RAW DATA:
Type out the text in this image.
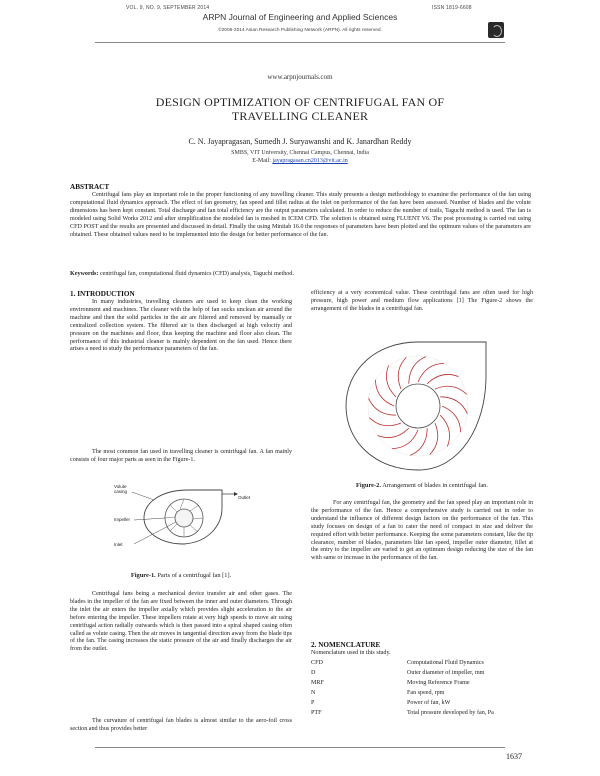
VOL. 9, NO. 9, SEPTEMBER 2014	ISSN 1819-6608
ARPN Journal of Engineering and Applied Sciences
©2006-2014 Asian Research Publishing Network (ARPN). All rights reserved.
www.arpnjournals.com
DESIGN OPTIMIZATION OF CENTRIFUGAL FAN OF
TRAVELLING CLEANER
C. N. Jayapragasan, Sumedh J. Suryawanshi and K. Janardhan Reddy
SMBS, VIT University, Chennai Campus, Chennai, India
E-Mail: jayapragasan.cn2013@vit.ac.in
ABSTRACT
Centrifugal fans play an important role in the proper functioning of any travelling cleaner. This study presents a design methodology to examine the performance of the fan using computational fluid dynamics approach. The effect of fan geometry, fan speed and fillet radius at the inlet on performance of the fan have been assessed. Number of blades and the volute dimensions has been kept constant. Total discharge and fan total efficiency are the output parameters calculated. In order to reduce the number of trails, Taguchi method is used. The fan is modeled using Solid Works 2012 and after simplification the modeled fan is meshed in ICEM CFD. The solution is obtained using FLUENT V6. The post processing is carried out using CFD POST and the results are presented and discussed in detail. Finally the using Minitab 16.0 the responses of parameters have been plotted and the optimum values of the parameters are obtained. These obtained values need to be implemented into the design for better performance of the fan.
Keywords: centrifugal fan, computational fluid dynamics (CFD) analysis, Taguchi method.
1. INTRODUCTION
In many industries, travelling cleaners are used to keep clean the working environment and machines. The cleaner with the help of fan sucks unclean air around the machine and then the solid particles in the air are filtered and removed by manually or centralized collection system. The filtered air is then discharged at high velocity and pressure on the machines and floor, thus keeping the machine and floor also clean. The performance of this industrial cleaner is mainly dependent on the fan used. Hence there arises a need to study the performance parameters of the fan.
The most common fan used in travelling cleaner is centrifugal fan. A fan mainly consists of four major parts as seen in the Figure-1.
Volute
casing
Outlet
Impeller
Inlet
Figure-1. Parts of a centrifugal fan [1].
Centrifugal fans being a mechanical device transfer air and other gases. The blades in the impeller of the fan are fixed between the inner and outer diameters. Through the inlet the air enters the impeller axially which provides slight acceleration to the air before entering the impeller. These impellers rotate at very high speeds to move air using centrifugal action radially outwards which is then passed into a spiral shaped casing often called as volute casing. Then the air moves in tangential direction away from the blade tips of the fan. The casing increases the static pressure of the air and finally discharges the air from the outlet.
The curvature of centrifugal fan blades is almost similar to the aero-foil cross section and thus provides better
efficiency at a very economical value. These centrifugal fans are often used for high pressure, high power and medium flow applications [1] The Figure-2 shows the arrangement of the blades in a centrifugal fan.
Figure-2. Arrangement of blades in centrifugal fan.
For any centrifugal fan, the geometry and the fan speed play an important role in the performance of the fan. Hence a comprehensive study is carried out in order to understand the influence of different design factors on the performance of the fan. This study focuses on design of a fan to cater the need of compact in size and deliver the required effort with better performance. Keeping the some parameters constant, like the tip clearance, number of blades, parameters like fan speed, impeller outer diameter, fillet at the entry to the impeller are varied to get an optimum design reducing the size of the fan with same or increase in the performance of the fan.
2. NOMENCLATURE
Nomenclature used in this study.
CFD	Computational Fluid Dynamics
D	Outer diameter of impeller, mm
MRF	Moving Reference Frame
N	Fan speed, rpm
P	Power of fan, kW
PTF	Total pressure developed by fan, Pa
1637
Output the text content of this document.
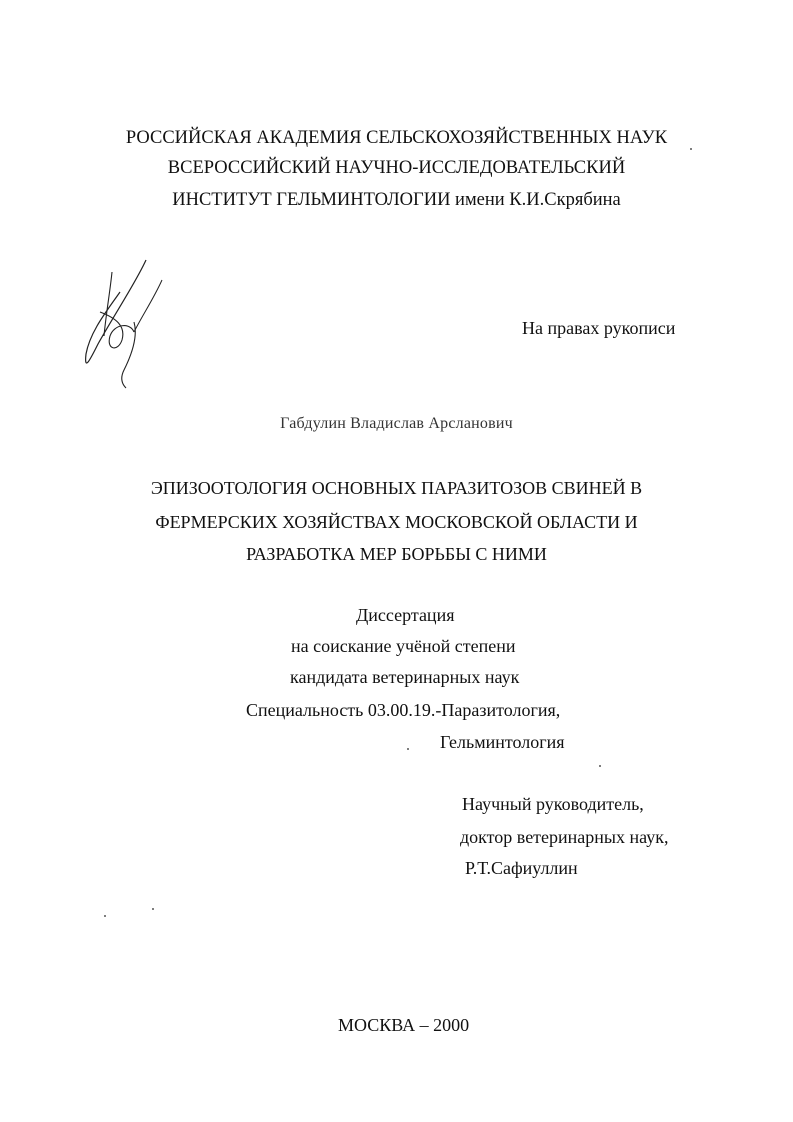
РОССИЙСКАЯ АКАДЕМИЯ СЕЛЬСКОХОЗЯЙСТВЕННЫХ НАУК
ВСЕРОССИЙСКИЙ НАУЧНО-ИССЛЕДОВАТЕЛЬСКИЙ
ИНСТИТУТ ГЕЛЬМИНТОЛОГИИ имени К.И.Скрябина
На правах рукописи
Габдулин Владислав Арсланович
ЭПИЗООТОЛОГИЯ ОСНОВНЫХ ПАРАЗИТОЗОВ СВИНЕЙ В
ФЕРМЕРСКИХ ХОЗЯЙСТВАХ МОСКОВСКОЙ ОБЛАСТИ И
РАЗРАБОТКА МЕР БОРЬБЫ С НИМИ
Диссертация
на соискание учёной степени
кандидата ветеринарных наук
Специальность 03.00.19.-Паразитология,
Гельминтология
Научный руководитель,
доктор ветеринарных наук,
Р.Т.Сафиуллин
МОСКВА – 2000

SHORT PROBLEM: Repeat verbatim all the material, but not the pictures.

OUTPUT FOR THIS TASK:
Type out the text in this image.
VOL. 9, NO. 9, SEPTEMBER 2014	ISSN 1819-6608
ARPN Journal of Engineering and Applied Sciences
©2006-2014 Asian Research Publishing Network (ARPN). All rights reserved.
www.arpnjournals.com
DESIGN OPTIMIZATION OF CENTRIFUGAL FAN OF
TRAVELLING CLEANER
C. N. Jayapragasan, Sumedh J. Suryawanshi and K. Janardhan Reddy
SMBS, VIT University, Chennai Campus, Chennai, India
E-Mail: jayapragasan.cn2013@vit.ac.in
ABSTRACT
Centrifugal fans play an important role in the proper functioning of any travelling cleaner. This study presents a design methodology to examine the performance of the fan using computational fluid dynamics approach. The effect of fan geometry, fan speed and fillet radius at the inlet on performance of the fan have been assessed. Number of blades and the volute dimensions has been kept constant. Total discharge and fan total efficiency are the output parameters calculated. In order to reduce the number of trails, Taguchi method is used. The fan is modeled using Solid Works 2012 and after simplification the modeled fan is meshed in ICEM CFD. The solution is obtained using FLUENT V6. The post processing is carried out using CFD POST and the results are presented and discussed in detail. Finally the using Minitab 16.0 the responses of parameters have been plotted and the optimum values of the parameters are obtained. These obtained values need to be implemented into the design for better performance of the fan.
Keywords: centrifugal fan, computational fluid dynamics (CFD) analysis, Taguchi method.
1. INTRODUCTION
In many industries, travelling cleaners are used to keep clean the working environment and machines. The cleaner with the help of fan sucks unclean air around the machine and then the solid particles in the air are filtered and removed by manually or centralized collection system. The filtered air is then discharged at high velocity and pressure on the machines and floor, thus keeping the machine and floor also clean. The performance of this industrial cleaner is mainly dependent on the fan used. Hence there arises a need to study the performance parameters of the fan.
The most common fan used in travelling cleaner is centrifugal fan. A fan mainly consists of four major parts as seen in the Figure-1.
Volute
casing
Outlet
Impeller
Inlet
Figure-1. Parts of a centrifugal fan [1].
Centrifugal fans being a mechanical device transfer air and other gases. The blades in the impeller of the fan are fixed between the inner and outer diameters. Through the inlet the air enters the impeller axially which provides slight acceleration to the air before entering the impeller. These impellers rotate at very high speeds to move air using centrifugal action radially outwards which is then passed into a spiral shaped casing often called as volute casing. Then the air moves in tangential direction away from the blade tips of the fan. The casing increases the static pressure of the air and finally discharges the air from the outlet.
The curvature of centrifugal fan blades is almost similar to the aero-foil cross section and thus provides better
efficiency at a very economical value. These centrifugal fans are often used for high pressure, high power and medium flow applications [1] The Figure-2 shows the arrangement of the blades in a centrifugal fan.
Figure-2. Arrangement of blades in centrifugal fan.
For any centrifugal fan, the geometry and the fan speed play an important role in the performance of the fan. Hence a comprehensive study is carried out in order to understand the influence of different design factors on the performance of the fan. This study focuses on design of a fan to cater the need of compact in size and deliver the required effort with better performance. Keeping the some parameters constant, like the tip clearance, number of blades, parameters like fan speed, impeller outer diameter, fillet at the entry to the impeller are varied to get an optimum design reducing the size of the fan with same or increase in the performance of the fan.
2. NOMENCLATURE
Nomenclature used in this study.
CFD	Computational Fluid Dynamics
D	Outer diameter of impeller, mm
MRF	Moving Reference Frame
N	Fan speed, rpm
P	Power of fan, kW
PTF	Total pressure developed by fan, Pa
1637
Output the text content of this document.
РОССИЙСКАЯ АКАДЕМИЯ СЕЛЬСКОХОЗЯЙСТВЕННЫХ НАУК
ВСЕРОССИЙСКИЙ НАУЧНО-ИССЛЕДОВАТЕЛЬСКИЙ
ИНСТИТУТ ГЕЛЬМИНТОЛОГИИ имени К.И.Скрябина
На правах рукописи
Габдулин Владислав Арсланович
ЭПИЗООТОЛОГИЯ ОСНОВНЫХ ПАРАЗИТОЗОВ СВИНЕЙ В
ФЕРМЕРСКИХ ХОЗЯЙСТВАХ МОСКОВСКОЙ ОБЛАСТИ И
РАЗРАБОТКА МЕР БОРЬБЫ С НИМИ
Диссертация
на соискание учёной степени
кандидата ветеринарных наук
Специальность 03.00.19.-Паразитология,
Гельминтология
Научный руководитель,
доктор ветеринарных наук,
Р.Т.Сафиуллин
МОСКВА – 2000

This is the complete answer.